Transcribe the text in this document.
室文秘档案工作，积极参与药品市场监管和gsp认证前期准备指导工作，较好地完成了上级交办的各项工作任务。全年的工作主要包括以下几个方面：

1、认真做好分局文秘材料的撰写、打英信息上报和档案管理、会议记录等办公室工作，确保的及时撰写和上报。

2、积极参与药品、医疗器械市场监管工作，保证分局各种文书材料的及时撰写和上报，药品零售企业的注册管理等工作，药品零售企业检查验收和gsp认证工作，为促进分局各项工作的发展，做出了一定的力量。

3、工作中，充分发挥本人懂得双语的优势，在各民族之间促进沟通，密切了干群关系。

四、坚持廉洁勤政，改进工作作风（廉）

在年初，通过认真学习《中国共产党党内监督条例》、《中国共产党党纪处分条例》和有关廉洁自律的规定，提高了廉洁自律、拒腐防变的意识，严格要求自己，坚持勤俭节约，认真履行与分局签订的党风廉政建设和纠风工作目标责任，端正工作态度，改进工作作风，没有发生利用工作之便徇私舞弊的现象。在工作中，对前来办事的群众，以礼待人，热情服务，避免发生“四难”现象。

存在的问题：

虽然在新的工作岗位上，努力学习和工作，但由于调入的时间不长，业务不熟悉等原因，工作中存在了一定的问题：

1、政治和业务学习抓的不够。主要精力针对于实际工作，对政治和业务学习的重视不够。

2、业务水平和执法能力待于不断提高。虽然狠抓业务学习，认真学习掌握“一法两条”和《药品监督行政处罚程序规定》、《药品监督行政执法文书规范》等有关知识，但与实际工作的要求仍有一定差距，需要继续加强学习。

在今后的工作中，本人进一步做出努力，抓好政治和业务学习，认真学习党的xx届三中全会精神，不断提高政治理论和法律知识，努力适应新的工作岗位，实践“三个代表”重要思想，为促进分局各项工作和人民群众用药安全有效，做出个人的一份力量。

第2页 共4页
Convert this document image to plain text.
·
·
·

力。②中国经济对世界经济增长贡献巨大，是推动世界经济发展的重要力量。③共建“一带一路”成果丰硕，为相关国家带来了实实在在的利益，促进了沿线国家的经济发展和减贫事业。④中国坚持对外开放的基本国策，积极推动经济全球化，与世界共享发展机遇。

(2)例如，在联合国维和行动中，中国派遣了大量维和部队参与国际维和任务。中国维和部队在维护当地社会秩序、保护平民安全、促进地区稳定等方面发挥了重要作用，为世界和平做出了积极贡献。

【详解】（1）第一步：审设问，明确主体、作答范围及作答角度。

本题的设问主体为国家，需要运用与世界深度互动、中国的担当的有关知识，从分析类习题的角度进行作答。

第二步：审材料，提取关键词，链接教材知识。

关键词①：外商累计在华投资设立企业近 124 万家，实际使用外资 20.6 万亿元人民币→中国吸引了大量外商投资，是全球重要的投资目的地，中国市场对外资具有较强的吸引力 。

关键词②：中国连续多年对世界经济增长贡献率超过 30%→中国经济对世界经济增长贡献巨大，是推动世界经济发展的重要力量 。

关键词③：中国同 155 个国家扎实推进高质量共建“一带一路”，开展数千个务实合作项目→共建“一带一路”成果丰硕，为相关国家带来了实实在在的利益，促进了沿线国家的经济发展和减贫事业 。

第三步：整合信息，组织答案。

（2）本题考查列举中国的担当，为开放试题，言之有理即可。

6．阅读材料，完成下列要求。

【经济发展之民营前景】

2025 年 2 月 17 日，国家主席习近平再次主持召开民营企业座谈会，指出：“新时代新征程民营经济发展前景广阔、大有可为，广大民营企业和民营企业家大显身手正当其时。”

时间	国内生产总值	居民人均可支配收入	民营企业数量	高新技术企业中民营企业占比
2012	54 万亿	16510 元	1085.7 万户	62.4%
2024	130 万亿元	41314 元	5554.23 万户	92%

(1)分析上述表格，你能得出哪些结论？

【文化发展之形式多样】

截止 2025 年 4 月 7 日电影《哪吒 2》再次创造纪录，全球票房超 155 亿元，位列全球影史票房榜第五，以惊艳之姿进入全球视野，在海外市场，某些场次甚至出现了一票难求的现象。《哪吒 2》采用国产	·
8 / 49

• **YOUR TASK**: Every entry must be retyped in full, exactly as given.

• **RESULT OF THE EXERCISE**:
Transcribe the text in this document.
室文秘档案工作，积极参与药品市场监管和gsp认证前期准备指导工作，较好地完成了上级交办的各项工作任务。全年的工作主要包括以下几个方面：

1、认真做好分局文秘材料的撰写、打英信息上报和档案管理、会议记录等办公室工作，确保的及时撰写和上报。

2、积极参与药品、医疗器械市场监管工作，保证分局各种文书材料的及时撰写和上报，药品零售企业的注册管理等工作，药品零售企业检查验收和gsp认证工作，为促进分局各项工作的发展，做出了一定的力量。

3、工作中，充分发挥本人懂得双语的优势，在各民族之间促进沟通，密切了干群关系。

四、坚持廉洁勤政，改进工作作风（廉）

在年初，通过认真学习《中国共产党党内监督条例》、《中国共产党党纪处分条例》和有关廉洁自律的规定，提高了廉洁自律、拒腐防变的意识，严格要求自己，坚持勤俭节约，认真履行与分局签订的党风廉政建设和纠风工作目标责任，端正工作态度，改进工作作风，没有发生利用工作之便徇私舞弊的现象。在工作中，对前来办事的群众，以礼待人，热情服务，避免发生“四难”现象。

存在的问题：

虽然在新的工作岗位上，努力学习和工作，但由于调入的时间不长，业务不熟悉等原因，工作中存在了一定的问题：

1、政治和业务学习抓的不够。主要精力针对于实际工作，对政治和业务学习的重视不够。

2、业务水平和执法能力待于不断提高。虽然狠抓业务学习，认真学习掌握“一法两条”和《药品监督行政处罚程序规定》、《药品监督行政执法文书规范》等有关知识，但与实际工作的要求仍有一定差距，需要继续加强学习。

在今后的工作中，本人进一步做出努力，抓好政治和业务学习，认真学习党的xx届三中全会精神，不断提高政治理论和法律知识，努力适应新的工作岗位，实践“三个代表”重要思想，为促进分局各项工作和人民群众用药安全有效，做出个人的一份力量。

第2页 共4页
Convert this document image to plain text.
·
·
·

力。②中国经济对世界经济增长贡献巨大，是推动世界经济发展的重要力量。③共建“一带一路”成果丰硕，为相关国家带来了实实在在的利益，促进了沿线国家的经济发展和减贫事业。④中国坚持对外开放的基本国策，积极推动经济全球化，与世界共享发展机遇。

(2)例如，在联合国维和行动中，中国派遣了大量维和部队参与国际维和任务。中国维和部队在维护当地社会秩序、保护平民安全、促进地区稳定等方面发挥了重要作用，为世界和平做出了积极贡献。

【详解】（1）第一步：审设问，明确主体、作答范围及作答角度。

本题的设问主体为国家，需要运用与世界深度互动、中国的担当的有关知识，从分析类习题的角度进行作答。

第二步：审材料，提取关键词，链接教材知识。

关键词①：外商累计在华投资设立企业近 124 万家，实际使用外资 20.6 万亿元人民币→中国吸引了大量外商投资，是全球重要的投资目的地，中国市场对外资具有较强的吸引力 。

关键词②：中国连续多年对世界经济增长贡献率超过 30%→中国经济对世界经济增长贡献巨大，是推动世界经济发展的重要力量 。

关键词③：中国同 155 个国家扎实推进高质量共建“一带一路”，开展数千个务实合作项目→共建“一带一路”成果丰硕，为相关国家带来了实实在在的利益，促进了沿线国家的经济发展和减贫事业 。

第三步：整合信息，组织答案。

（2）本题考查列举中国的担当，为开放试题，言之有理即可。

6．阅读材料，完成下列要求。

【经济发展之民营前景】

2025 年 2 月 17 日，国家主席习近平再次主持召开民营企业座谈会，指出：“新时代新征程民营经济发展前景广阔、大有可为，广大民营企业和民营企业家大显身手正当其时。”

时间	国内生产总值	居民人均可支配收入	民营企业数量	高新技术企业中民营企业占比
2012	54 万亿	16510 元	1085.7 万户	62.4%
2024	130 万亿元	41314 元	5554.23 万户	92%

(1)分析上述表格，你能得出哪些结论？

【文化发展之形式多样】

截止 2025 年 4 月 7 日电影《哪吒 2》再次创造纪录，全球票房超 155 亿元，位列全球影史票房榜第五，以惊艳之姿进入全球视野，在海外市场，某些场次甚至出现了一票难求的现象。《哪吒 2》采用国产	·
8 / 49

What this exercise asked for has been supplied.